------ RAW DATA
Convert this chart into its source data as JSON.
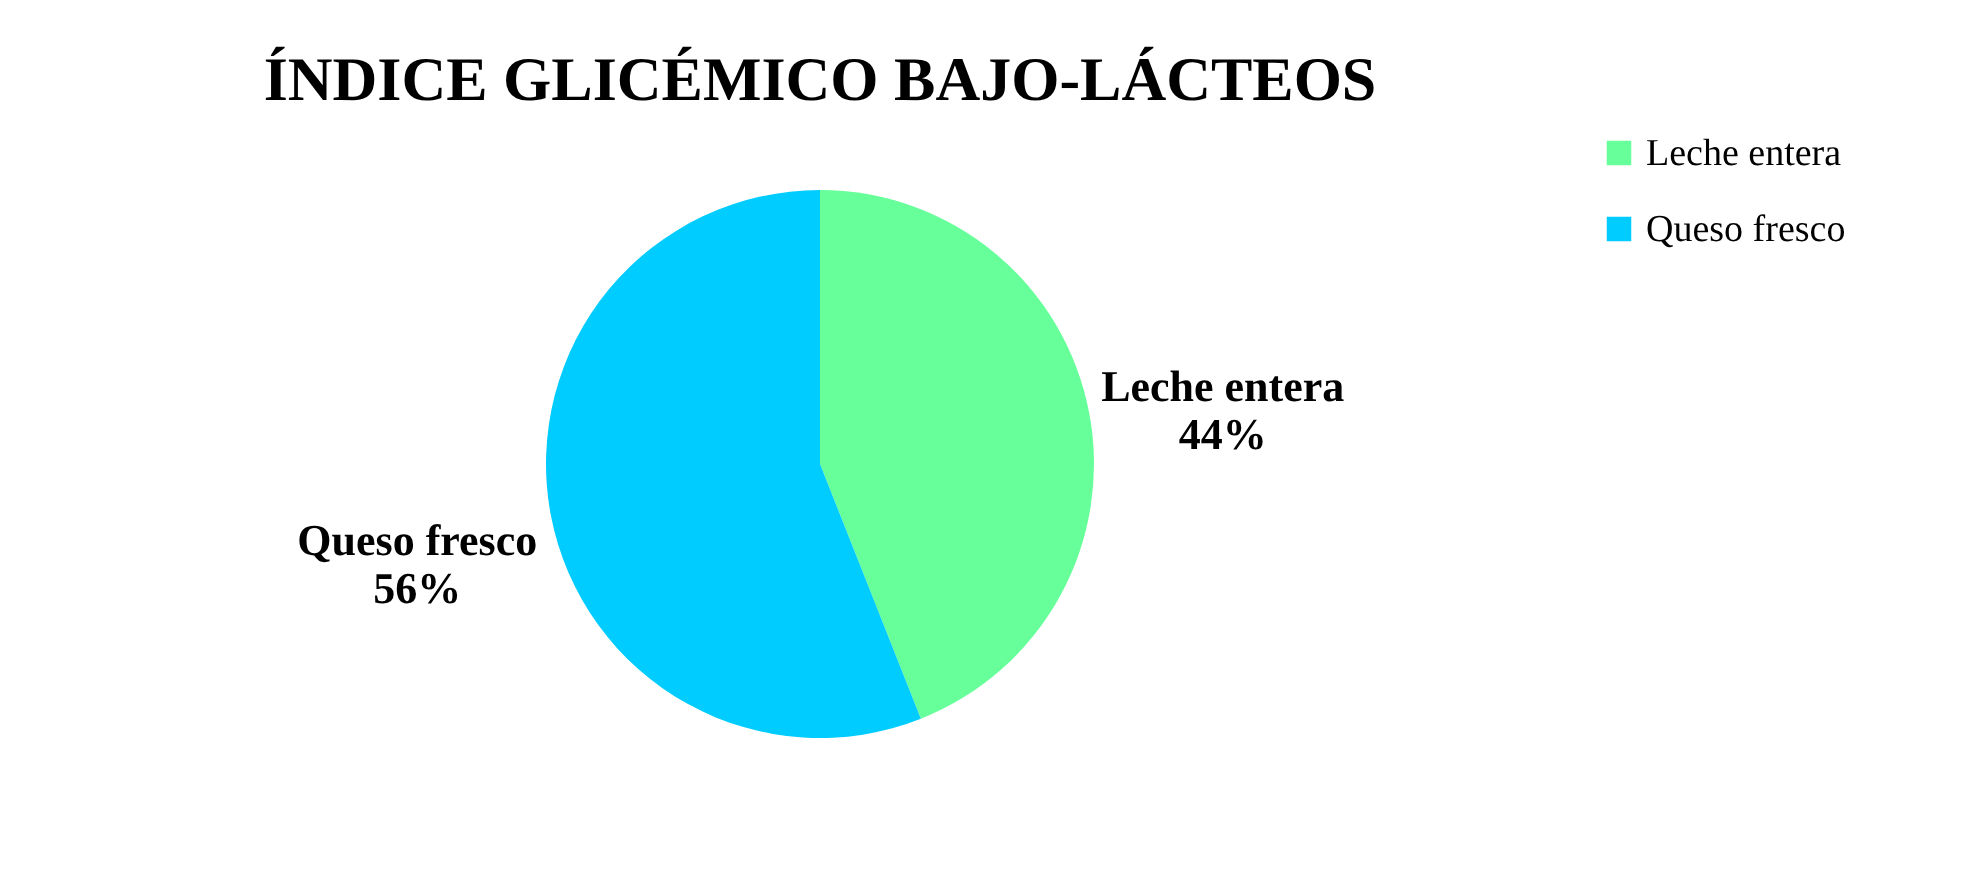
{
  "chart_data": {
    "type": "pie",
    "title": "ÍNDICE GLICÉMICO BAJO-LÁCTEOS",
    "categories": [
      "Leche entera",
      "Queso fresco"
    ],
    "values": [
      44,
      56
    ],
    "colors": [
      "#66ff99",
      "#00ccff"
    ],
    "value_labels": [
      "44%",
      "56%"
    ],
    "legend": "right"
  }
}
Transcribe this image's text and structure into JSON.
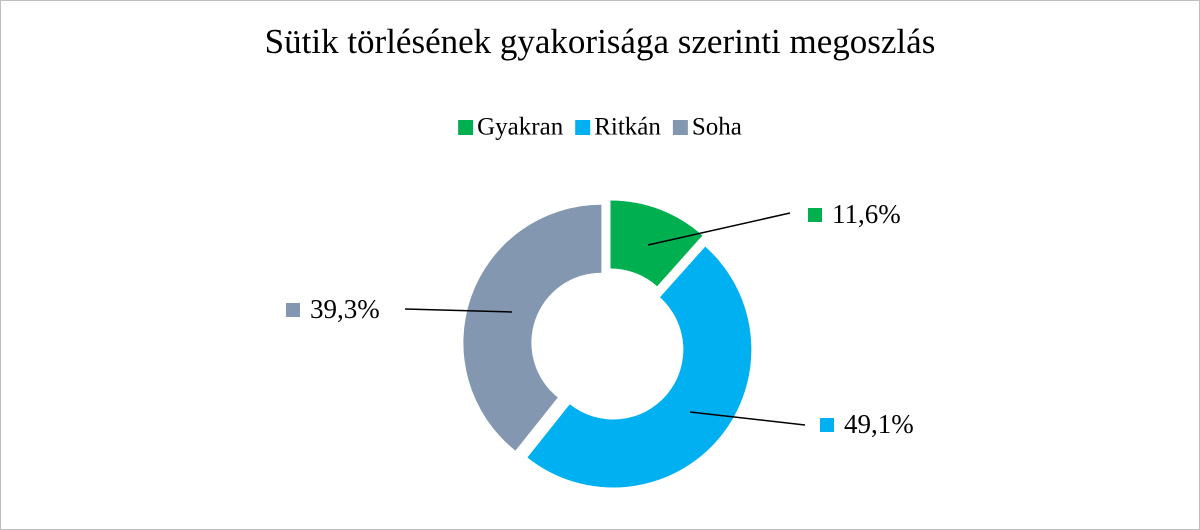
------------
Leave out the pictures and transcribe everything else exactly.

*OUTPUT FOR THIS TASK*
Convert this chart into its source data as JSON.
{
  "chart_data": {
    "type": "pie",
    "title": "ÍNDICE GLICÉMICO BAJO-LÁCTEOS",
    "categories": [
      "Leche entera",
      "Queso fresco"
    ],
    "values": [
      44,
      56
    ],
    "colors": [
      "#66ff99",
      "#00ccff"
    ],
    "value_labels": [
      "44%",
      "56%"
    ],
    "legend": "right"
  }
}
Transcribe this image's text and structure into JSON.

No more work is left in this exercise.